#### ACTIVITY
Every line of the material has to be retyped exactly.

#### MATERIAL FOR THE TASK
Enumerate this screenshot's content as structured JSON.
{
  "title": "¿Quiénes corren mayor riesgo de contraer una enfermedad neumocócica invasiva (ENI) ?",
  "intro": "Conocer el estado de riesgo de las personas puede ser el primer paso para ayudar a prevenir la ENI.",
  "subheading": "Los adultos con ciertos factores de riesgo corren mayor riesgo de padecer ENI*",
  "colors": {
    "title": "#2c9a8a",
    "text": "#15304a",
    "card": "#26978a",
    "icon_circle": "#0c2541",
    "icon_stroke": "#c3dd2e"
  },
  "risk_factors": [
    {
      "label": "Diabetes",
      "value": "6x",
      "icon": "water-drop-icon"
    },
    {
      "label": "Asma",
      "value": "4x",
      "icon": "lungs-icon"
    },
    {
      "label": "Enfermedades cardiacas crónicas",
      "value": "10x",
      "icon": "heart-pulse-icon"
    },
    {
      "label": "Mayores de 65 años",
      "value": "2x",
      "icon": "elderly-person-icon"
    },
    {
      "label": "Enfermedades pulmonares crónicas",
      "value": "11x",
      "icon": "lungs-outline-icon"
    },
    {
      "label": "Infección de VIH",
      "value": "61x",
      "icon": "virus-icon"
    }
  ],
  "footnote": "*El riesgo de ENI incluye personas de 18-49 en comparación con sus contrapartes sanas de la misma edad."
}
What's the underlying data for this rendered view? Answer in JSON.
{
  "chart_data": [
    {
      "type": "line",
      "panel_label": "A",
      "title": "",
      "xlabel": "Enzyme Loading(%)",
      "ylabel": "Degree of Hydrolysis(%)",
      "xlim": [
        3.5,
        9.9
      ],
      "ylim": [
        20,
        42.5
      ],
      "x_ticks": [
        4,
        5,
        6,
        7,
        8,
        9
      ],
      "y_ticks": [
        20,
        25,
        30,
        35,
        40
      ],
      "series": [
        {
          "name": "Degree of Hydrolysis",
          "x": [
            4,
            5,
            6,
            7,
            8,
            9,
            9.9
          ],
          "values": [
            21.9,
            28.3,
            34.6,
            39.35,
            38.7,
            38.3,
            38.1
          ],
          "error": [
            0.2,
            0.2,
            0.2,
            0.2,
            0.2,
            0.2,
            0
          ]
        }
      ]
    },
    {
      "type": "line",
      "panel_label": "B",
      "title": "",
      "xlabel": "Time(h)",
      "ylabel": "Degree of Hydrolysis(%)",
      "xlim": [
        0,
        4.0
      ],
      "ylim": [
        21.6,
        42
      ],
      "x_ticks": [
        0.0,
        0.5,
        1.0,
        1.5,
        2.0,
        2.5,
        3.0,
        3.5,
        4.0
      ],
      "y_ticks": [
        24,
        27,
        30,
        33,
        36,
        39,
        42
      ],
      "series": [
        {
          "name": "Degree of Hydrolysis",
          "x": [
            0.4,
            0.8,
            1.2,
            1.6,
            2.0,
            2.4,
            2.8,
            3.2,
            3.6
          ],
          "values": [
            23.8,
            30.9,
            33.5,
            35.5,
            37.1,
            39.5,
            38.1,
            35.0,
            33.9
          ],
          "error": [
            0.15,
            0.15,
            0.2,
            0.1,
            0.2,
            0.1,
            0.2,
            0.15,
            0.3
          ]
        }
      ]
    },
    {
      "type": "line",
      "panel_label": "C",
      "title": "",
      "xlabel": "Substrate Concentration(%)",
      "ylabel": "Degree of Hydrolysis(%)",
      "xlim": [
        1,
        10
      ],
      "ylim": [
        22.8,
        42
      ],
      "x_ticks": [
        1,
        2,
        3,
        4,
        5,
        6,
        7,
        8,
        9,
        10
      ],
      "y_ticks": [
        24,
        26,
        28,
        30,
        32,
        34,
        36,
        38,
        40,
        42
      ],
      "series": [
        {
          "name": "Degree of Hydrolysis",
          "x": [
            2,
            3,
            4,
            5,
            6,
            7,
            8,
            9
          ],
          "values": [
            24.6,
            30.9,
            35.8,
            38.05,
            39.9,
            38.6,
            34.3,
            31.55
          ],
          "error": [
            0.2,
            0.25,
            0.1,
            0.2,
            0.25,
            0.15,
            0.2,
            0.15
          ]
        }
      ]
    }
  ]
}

#### REPLY
Enumerate this screenshot's content as structured JSON.
{
  "title": "¿Quiénes corren mayor riesgo de contraer una enfermedad neumocócica invasiva (ENI) ?",
  "intro": "Conocer el estado de riesgo de las personas puede ser el primer paso para ayudar a prevenir la ENI.",
  "subheading": "Los adultos con ciertos factores de riesgo corren mayor riesgo de padecer ENI*",
  "colors": {
    "title": "#2c9a8a",
    "text": "#15304a",
    "card": "#26978a",
    "icon_circle": "#0c2541",
    "icon_stroke": "#c3dd2e"
  },
  "risk_factors": [
    {
      "label": "Diabetes",
      "value": "6x",
      "icon": "water-drop-icon"
    },
    {
      "label": "Asma",
      "value": "4x",
      "icon": "lungs-icon"
    },
    {
      "label": "Enfermedades cardiacas crónicas",
      "value": "10x",
      "icon": "heart-pulse-icon"
    },
    {
      "label": "Mayores de 65 años",
      "value": "2x",
      "icon": "elderly-person-icon"
    },
    {
      "label": "Enfermedades pulmonares crónicas",
      "value": "11x",
      "icon": "lungs-outline-icon"
    },
    {
      "label": "Infección de VIH",
      "value": "61x",
      "icon": "virus-icon"
    }
  ],
  "footnote": "*El riesgo de ENI incluye personas de 18-49 en comparación con sus contrapartes sanas de la misma edad."
}
What's the underlying data for this rendered view? Answer in JSON.
{
  "chart_data": [
    {
      "type": "line",
      "panel_label": "A",
      "title": "",
      "xlabel": "Enzyme Loading(%)",
      "ylabel": "Degree of Hydrolysis(%)",
      "xlim": [
        3.5,
        9.9
      ],
      "ylim": [
        20,
        42.5
      ],
      "x_ticks": [
        4,
        5,
        6,
        7,
        8,
        9
      ],
      "y_ticks": [
        20,
        25,
        30,
        35,
        40
      ],
      "series": [
        {
          "name": "Degree of Hydrolysis",
          "x": [
            4,
            5,
            6,
            7,
            8,
            9,
            9.9
          ],
          "values": [
            21.9,
            28.3,
            34.6,
            39.35,
            38.7,
            38.3,
            38.1
          ],
          "error": [
            0.2,
            0.2,
            0.2,
            0.2,
            0.2,
            0.2,
            0
          ]
        }
      ]
    },
    {
      "type": "line",
      "panel_label": "B",
      "title": "",
      "xlabel": "Time(h)",
      "ylabel": "Degree of Hydrolysis(%)",
      "xlim": [
        0,
        4.0
      ],
      "ylim": [
        21.6,
        42
      ],
      "x_ticks": [
        0.0,
        0.5,
        1.0,
        1.5,
        2.0,
        2.5,
        3.0,
        3.5,
        4.0
      ],
      "y_ticks": [
        24,
        27,
        30,
        33,
        36,
        39,
        42
      ],
      "series": [
        {
          "name": "Degree of Hydrolysis",
          "x": [
            0.4,
            0.8,
            1.2,
            1.6,
            2.0,
            2.4,
            2.8,
            3.2,
            3.6
          ],
          "values": [
            23.8,
            30.9,
            33.5,
            35.5,
            37.1,
            39.5,
            38.1,
            35.0,
            33.9
          ],
          "error": [
            0.15,
            0.15,
            0.2,
            0.1,
            0.2,
            0.1,
            0.2,
            0.15,
            0.3
          ]
        }
      ]
    },
    {
      "type": "line",
      "panel_label": "C",
      "title": "",
      "xlabel": "Substrate Concentration(%)",
      "ylabel": "Degree of Hydrolysis(%)",
      "xlim": [
        1,
        10
      ],
      "ylim": [
        22.8,
        42
      ],
      "x_ticks": [
        1,
        2,
        3,
        4,
        5,
        6,
        7,
        8,
        9,
        10
      ],
      "y_ticks": [
        24,
        26,
        28,
        30,
        32,
        34,
        36,
        38,
        40,
        42
      ],
      "series": [
        {
          "name": "Degree of Hydrolysis",
          "x": [
            2,
            3,
            4,
            5,
            6,
            7,
            8,
            9
          ],
          "values": [
            24.6,
            30.9,
            35.8,
            38.05,
            39.9,
            38.6,
            34.3,
            31.55
          ],
          "error": [
            0.2,
            0.25,
            0.1,
            0.2,
            0.25,
            0.15,
            0.2,
            0.15
          ]
        }
      ]
    }
  ]
}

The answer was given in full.